DATA LISTING:
● ● ●
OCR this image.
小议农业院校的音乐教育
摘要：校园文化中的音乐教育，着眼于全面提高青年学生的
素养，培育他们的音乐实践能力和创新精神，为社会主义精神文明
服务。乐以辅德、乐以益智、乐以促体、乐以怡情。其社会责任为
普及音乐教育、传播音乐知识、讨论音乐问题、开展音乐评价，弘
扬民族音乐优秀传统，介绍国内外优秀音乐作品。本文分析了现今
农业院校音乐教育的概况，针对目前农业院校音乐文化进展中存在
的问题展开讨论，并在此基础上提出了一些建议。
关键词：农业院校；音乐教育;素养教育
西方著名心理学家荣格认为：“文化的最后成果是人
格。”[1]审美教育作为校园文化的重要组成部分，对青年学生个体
● ● ●
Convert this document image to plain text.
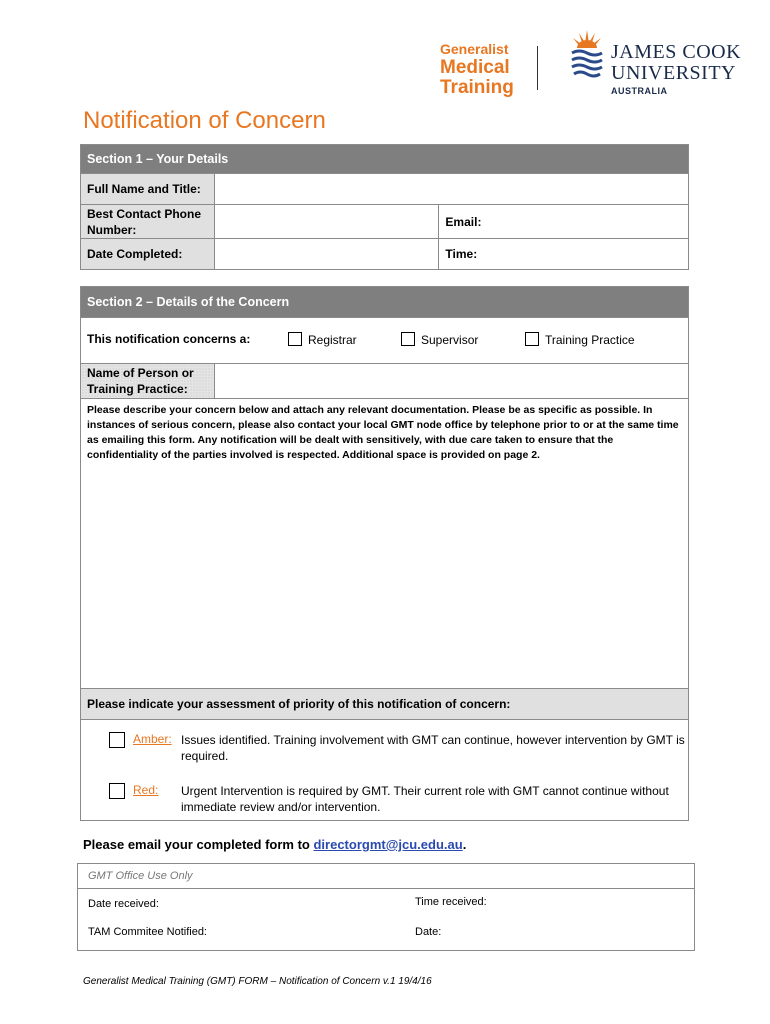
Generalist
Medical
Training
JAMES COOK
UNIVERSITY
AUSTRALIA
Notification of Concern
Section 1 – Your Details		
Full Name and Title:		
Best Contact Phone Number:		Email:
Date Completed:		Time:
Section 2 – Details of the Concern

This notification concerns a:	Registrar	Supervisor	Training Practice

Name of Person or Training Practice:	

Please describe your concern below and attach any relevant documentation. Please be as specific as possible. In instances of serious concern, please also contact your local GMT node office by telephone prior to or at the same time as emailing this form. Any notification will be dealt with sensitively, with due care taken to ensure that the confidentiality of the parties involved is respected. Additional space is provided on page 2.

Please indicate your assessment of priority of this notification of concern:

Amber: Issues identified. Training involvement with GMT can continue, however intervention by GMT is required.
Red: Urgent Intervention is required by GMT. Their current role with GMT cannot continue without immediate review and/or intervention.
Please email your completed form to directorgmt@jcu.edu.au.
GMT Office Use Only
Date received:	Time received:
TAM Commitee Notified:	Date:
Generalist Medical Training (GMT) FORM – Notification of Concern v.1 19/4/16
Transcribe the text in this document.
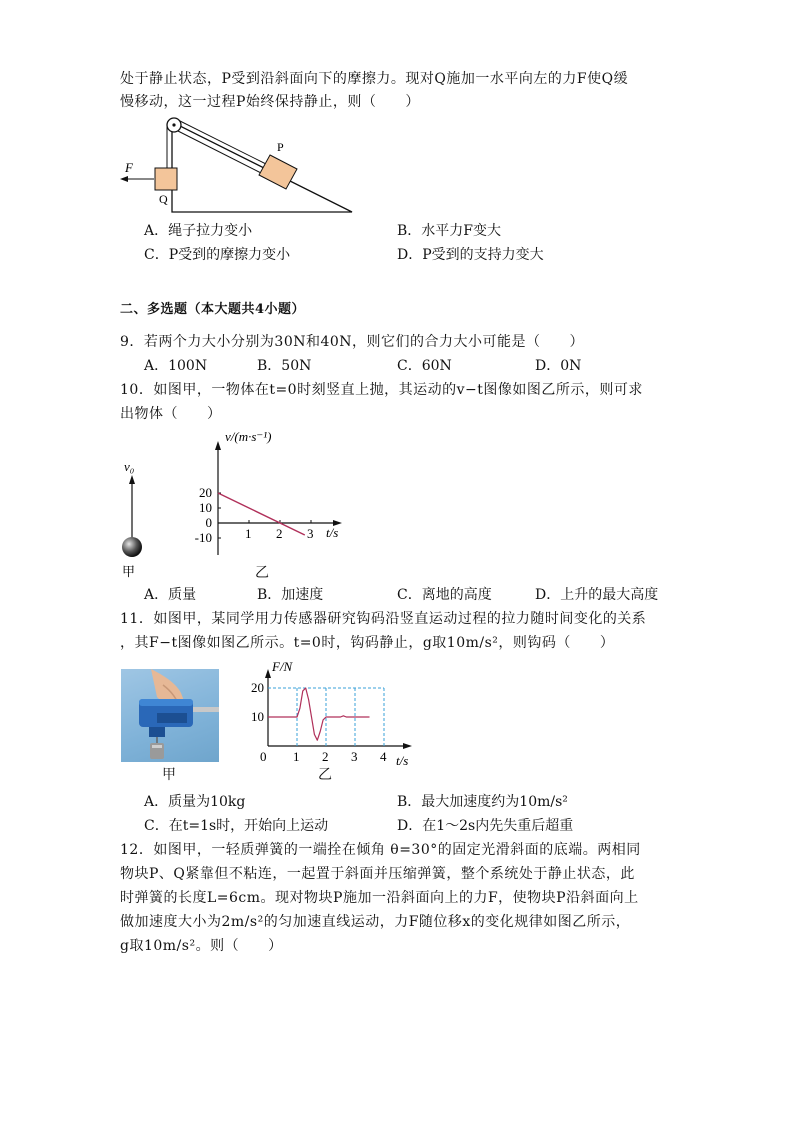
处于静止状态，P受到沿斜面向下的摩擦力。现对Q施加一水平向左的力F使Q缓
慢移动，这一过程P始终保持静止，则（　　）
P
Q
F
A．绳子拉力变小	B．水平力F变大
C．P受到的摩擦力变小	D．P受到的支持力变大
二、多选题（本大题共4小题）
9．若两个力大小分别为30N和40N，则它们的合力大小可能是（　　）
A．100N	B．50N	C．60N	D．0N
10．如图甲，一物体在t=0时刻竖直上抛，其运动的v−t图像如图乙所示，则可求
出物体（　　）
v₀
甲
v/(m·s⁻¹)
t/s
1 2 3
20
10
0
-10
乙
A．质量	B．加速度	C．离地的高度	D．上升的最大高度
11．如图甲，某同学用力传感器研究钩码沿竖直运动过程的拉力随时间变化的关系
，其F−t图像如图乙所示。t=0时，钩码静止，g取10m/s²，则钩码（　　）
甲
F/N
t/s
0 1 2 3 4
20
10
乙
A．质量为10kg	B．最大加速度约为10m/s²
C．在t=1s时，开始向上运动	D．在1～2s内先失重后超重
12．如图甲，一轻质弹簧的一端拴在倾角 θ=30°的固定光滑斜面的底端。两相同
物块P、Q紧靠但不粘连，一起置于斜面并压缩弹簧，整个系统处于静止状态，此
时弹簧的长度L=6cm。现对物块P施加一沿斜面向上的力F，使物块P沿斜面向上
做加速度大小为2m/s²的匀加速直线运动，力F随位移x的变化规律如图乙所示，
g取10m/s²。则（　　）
● ● ●
BRIEF:
From the listing above, copy every line that holds the string "with".

TASK SOLUTION:
Please describe your concern below and attach any relevant documentation. Please be as specific as possible. In instances of serious concern, please also contact your local GMT node office by telephone prior to or at the same time as emailing this form. Any notification will be dealt with sensitively, with due care taken to ensure that the confidentiality of the parties involved is respected. Additional space is provided on page 2.
Amber: Issues identified. Training involvement with GMT can continue, however intervention by GMT is required.
Red: Urgent Intervention is required by GMT. Their current role with GMT cannot continue without immediate review and/or intervention.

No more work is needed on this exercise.